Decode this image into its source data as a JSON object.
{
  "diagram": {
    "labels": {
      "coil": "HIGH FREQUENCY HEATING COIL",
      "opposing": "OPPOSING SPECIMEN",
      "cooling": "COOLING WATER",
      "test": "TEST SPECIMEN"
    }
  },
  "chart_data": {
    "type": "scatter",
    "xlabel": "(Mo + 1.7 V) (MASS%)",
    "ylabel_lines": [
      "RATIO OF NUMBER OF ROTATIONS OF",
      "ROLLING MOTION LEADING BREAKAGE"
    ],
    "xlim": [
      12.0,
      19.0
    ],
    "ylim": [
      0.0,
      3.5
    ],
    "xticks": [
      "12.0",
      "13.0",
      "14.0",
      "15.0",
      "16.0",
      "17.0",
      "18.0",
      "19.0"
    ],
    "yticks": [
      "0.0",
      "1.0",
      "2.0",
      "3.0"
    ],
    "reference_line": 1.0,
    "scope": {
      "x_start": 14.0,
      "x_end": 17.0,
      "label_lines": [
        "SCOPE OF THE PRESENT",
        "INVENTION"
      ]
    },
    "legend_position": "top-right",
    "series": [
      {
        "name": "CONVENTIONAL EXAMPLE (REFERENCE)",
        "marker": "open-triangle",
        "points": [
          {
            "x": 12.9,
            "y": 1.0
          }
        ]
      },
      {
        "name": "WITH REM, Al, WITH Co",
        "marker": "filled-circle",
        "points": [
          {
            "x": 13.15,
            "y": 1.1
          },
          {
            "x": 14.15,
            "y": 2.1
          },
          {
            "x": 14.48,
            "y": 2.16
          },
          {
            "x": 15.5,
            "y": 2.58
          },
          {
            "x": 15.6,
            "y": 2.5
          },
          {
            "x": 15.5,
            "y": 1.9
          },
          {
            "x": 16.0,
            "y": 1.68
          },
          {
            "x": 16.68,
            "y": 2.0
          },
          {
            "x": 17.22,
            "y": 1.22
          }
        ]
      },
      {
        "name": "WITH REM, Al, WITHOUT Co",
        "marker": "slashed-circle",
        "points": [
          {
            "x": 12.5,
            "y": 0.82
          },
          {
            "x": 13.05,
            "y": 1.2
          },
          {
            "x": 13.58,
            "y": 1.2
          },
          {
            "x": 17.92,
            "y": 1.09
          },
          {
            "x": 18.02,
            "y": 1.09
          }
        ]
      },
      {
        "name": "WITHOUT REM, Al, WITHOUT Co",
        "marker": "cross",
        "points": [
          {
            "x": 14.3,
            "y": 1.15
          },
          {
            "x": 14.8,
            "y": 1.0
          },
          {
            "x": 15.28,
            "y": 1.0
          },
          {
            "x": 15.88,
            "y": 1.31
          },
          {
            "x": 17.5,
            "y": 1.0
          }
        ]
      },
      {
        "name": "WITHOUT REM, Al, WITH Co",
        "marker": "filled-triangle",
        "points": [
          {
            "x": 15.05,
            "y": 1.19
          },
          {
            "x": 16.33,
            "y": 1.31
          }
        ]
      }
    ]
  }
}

Work to do: Quote the whole listing above, leaving nothing out.

Solution below:
Decode this image into its source data as a JSON object.
{
  "diagram": {
    "labels": {
      "coil": "HIGH FREQUENCY HEATING COIL",
      "opposing": "OPPOSING SPECIMEN",
      "cooling": "COOLING WATER",
      "test": "TEST SPECIMEN"
    }
  },
  "chart_data": {
    "type": "scatter",
    "xlabel": "(Mo + 1.7 V) (MASS%)",
    "ylabel_lines": [
      "RATIO OF NUMBER OF ROTATIONS OF",
      "ROLLING MOTION LEADING BREAKAGE"
    ],
    "xlim": [
      12.0,
      19.0
    ],
    "ylim": [
      0.0,
      3.5
    ],
    "xticks": [
      "12.0",
      "13.0",
      "14.0",
      "15.0",
      "16.0",
      "17.0",
      "18.0",
      "19.0"
    ],
    "yticks": [
      "0.0",
      "1.0",
      "2.0",
      "3.0"
    ],
    "reference_line": 1.0,
    "scope": {
      "x_start": 14.0,
      "x_end": 17.0,
      "label_lines": [
        "SCOPE OF THE PRESENT",
        "INVENTION"
      ]
    },
    "legend_position": "top-right",
    "series": [
      {
        "name": "CONVENTIONAL EXAMPLE (REFERENCE)",
        "marker": "open-triangle",
        "points": [
          {
            "x": 12.9,
            "y": 1.0
          }
        ]
      },
      {
        "name": "WITH REM, Al, WITH Co",
        "marker": "filled-circle",
        "points": [
          {
            "x": 13.15,
            "y": 1.1
          },
          {
            "x": 14.15,
            "y": 2.1
          },
          {
            "x": 14.48,
            "y": 2.16
          },
          {
            "x": 15.5,
            "y": 2.58
          },
          {
            "x": 15.6,
            "y": 2.5
          },
          {
            "x": 15.5,
            "y": 1.9
          },
          {
            "x": 16.0,
            "y": 1.68
          },
          {
            "x": 16.68,
            "y": 2.0
          },
          {
            "x": 17.22,
            "y": 1.22
          }
        ]
      },
      {
        "name": "WITH REM, Al, WITHOUT Co",
        "marker": "slashed-circle",
        "points": [
          {
            "x": 12.5,
            "y": 0.82
          },
          {
            "x": 13.05,
            "y": 1.2
          },
          {
            "x": 13.58,
            "y": 1.2
          },
          {
            "x": 17.92,
            "y": 1.09
          },
          {
            "x": 18.02,
            "y": 1.09
          }
        ]
      },
      {
        "name": "WITHOUT REM, Al, WITHOUT Co",
        "marker": "cross",
        "points": [
          {
            "x": 14.3,
            "y": 1.15
          },
          {
            "x": 14.8,
            "y": 1.0
          },
          {
            "x": 15.28,
            "y": 1.0
          },
          {
            "x": 15.88,
            "y": 1.31
          },
          {
            "x": 17.5,
            "y": 1.0
          }
        ]
      },
      {
        "name": "WITHOUT REM, Al, WITH Co",
        "marker": "filled-triangle",
        "points": [
          {
            "x": 15.05,
            "y": 1.19
          },
          {
            "x": 16.33,
            "y": 1.31
          }
        ]
      }
    ]
  }
}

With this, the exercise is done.